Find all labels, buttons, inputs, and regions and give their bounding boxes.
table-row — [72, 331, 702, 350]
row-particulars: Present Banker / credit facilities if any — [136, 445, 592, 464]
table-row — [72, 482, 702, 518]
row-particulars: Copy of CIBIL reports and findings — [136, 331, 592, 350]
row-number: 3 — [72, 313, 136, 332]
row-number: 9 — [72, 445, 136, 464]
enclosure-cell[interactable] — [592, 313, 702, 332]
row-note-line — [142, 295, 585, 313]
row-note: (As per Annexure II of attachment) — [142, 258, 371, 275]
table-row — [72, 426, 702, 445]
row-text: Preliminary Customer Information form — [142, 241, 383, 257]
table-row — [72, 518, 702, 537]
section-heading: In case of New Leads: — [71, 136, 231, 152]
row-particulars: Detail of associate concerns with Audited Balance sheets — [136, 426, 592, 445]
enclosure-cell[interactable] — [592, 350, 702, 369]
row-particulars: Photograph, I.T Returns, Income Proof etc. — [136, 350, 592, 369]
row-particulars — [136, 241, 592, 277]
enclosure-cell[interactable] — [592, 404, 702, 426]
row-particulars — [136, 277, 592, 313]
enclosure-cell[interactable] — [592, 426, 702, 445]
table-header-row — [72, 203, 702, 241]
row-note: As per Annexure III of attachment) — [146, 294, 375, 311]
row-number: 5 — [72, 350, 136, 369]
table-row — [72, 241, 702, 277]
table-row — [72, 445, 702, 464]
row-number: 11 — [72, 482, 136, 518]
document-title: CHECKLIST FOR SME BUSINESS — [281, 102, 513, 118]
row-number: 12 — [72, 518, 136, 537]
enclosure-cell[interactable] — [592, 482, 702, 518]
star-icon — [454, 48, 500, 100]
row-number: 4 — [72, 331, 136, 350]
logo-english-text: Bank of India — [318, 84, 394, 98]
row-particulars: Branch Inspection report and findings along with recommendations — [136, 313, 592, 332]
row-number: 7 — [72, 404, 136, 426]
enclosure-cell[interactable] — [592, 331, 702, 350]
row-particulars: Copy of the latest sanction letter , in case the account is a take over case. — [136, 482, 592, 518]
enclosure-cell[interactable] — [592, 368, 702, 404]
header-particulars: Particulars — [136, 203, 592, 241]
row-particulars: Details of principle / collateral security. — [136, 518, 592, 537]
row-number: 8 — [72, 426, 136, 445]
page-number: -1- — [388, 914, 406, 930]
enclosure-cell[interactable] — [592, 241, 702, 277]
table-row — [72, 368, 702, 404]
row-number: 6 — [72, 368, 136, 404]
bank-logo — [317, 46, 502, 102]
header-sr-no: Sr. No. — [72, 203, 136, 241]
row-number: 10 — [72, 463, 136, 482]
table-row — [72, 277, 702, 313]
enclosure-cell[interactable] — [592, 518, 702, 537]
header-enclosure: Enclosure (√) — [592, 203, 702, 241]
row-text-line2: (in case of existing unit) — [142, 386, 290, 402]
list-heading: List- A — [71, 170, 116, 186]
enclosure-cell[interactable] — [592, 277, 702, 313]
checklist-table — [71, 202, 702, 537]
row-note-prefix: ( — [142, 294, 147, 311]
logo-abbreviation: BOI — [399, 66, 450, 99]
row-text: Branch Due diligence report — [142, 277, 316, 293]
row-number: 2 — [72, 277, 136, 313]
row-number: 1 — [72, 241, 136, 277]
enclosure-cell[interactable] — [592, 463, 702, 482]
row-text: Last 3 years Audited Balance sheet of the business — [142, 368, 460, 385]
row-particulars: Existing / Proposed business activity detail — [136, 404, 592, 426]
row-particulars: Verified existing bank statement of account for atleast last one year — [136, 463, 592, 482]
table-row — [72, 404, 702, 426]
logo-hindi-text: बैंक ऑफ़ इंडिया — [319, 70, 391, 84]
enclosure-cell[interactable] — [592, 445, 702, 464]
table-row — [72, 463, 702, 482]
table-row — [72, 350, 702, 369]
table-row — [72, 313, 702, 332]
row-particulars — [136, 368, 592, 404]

--

== What is expected ==
Convert the data above into a JSON list of strings with one string per line, leaving out any blank lines.

== Answer in full ==
[
  "Find all labels, buttons, inputs, and regions and give their bounding boxes.",
  "table-row — [72, 331, 702, 350]",
  "row-particulars: Present Banker / credit facilities if any — [136, 445, 592, 464]",
  "table-row — [72, 482, 702, 518]",
  "row-particulars: Copy of CIBIL reports and findings — [136, 331, 592, 350]",
  "row-number: 3 — [72, 313, 136, 332]",
  "row-number: 9 — [72, 445, 136, 464]",
  "enclosure-cell[interactable] — [592, 313, 702, 332]",
  "row-note-line — [142, 295, 585, 313]",
  "row-note: (As per Annexure II of attachment) — [142, 258, 371, 275]",
  "table-row — [72, 426, 702, 445]",
  "row-text: Preliminary Customer Information form — [142, 241, 383, 257]",
  "table-row — [72, 518, 702, 537]",
  "section-heading: In case of New Leads: — [71, 136, 231, 152]",
  "row-particulars: Detail of associate concerns with Audited Balance sheets — [136, 426, 592, 445]",
  "enclosure-cell[interactable] — [592, 350, 702, 369]",
  "row-particulars: Photograph, I.T Returns, Income Proof etc. — [136, 350, 592, 369]",
  "row-particulars — [136, 241, 592, 277]",
  "enclosure-cell[interactable] — [592, 404, 702, 426]",
  "row-particulars — [136, 277, 592, 313]",
  "enclosure-cell[interactable] — [592, 426, 702, 445]",
  "table-header-row — [72, 203, 702, 241]",
  "row-note: As per Annexure III of attachment) — [146, 294, 375, 311]",
  "row-number: 5 — [72, 350, 136, 369]",
  "table-row — [72, 241, 702, 277]",
  "table-row — [72, 445, 702, 464]",
  "row-number: 11 — [72, 482, 136, 518]",
  "document-title: CHECKLIST FOR SME BUSINESS — [281, 102, 513, 118]",
  "row-number: 12 — [72, 518, 136, 537]",
  "enclosure-cell[interactable] — [592, 482, 702, 518]",
  "star-icon — [454, 48, 500, 100]",
  "row-number: 4 — [72, 331, 136, 350]",
  "logo-english-text: Bank of India — [318, 84, 394, 98]",
  "row-particulars: Branch Inspection report and findings along with recommendations — [136, 313, 592, 332]",
  "row-number: 7 — [72, 404, 136, 426]",
  "enclosure-cell[interactable] — [592, 331, 702, 350]",
  "row-particulars: Copy of the latest sanction letter , in case the account is a take over case. — [136, 482, 592, 518]",
  "enclosure-cell[interactable] — [592, 368, 702, 404]",
  "header-particulars: Particulars — [136, 203, 592, 241]",
  "row-particulars: Details of principle / collateral security. — [136, 518, 592, 537]",
  "row-number: 8 — [72, 426, 136, 445]",
  "page-number: -1- — [388, 914, 406, 930]",
  "enclosure-cell[interactable] — [592, 241, 702, 277]",
  "table-row — [72, 368, 702, 404]",
  "row-number: 6 — [72, 368, 136, 404]",
  "bank-logo — [317, 46, 502, 102]",
  "header-sr-no: Sr. No. — [72, 203, 136, 241]",
  "row-number: 10 — [72, 463, 136, 482]",
  "table-row — [72, 277, 702, 313]",
  "enclosure-cell[interactable] — [592, 518, 702, 537]",
  "header-enclosure: Enclosure (√) — [592, 203, 702, 241]",
  "row-text-line2: (in case of existing unit) — [142, 386, 290, 402]",
  "list-heading: List- A — [71, 170, 116, 186]",
  "enclosure-cell[interactable] — [592, 277, 702, 313]",
  "checklist-table — [71, 202, 702, 537]",
  "row-note-prefix: ( — [142, 294, 147, 311]",
  "logo-abbreviation: BOI — [399, 66, 450, 99]",
  "row-text: Branch Due diligence report — [142, 277, 316, 293]",
  "row-number: 2 — [72, 277, 136, 313]",
  "row-number: 1 — [72, 241, 136, 277]",
  "enclosure-cell[interactable] — [592, 463, 702, 482]",
  "row-text: Last 3 years Audited Balance sheet of the business — [142, 368, 460, 385]",
  "row-particulars: Existing / Proposed business activity detail — [136, 404, 592, 426]",
  "row-particulars: Verified existing bank statement of account for atleast last one year — [136, 463, 592, 482]",
  "table-row — [72, 404, 702, 426]",
  "logo-hindi-text: बैंक ऑफ़ इंडिया — [319, 70, 391, 84]",
  "enclosure-cell[interactable] — [592, 445, 702, 464]",
  "table-row — [72, 463, 702, 482]",
  "table-row — [72, 350, 702, 369]",
  "table-row — [72, 313, 702, 332]",
  "row-particulars — [136, 368, 592, 404]"
]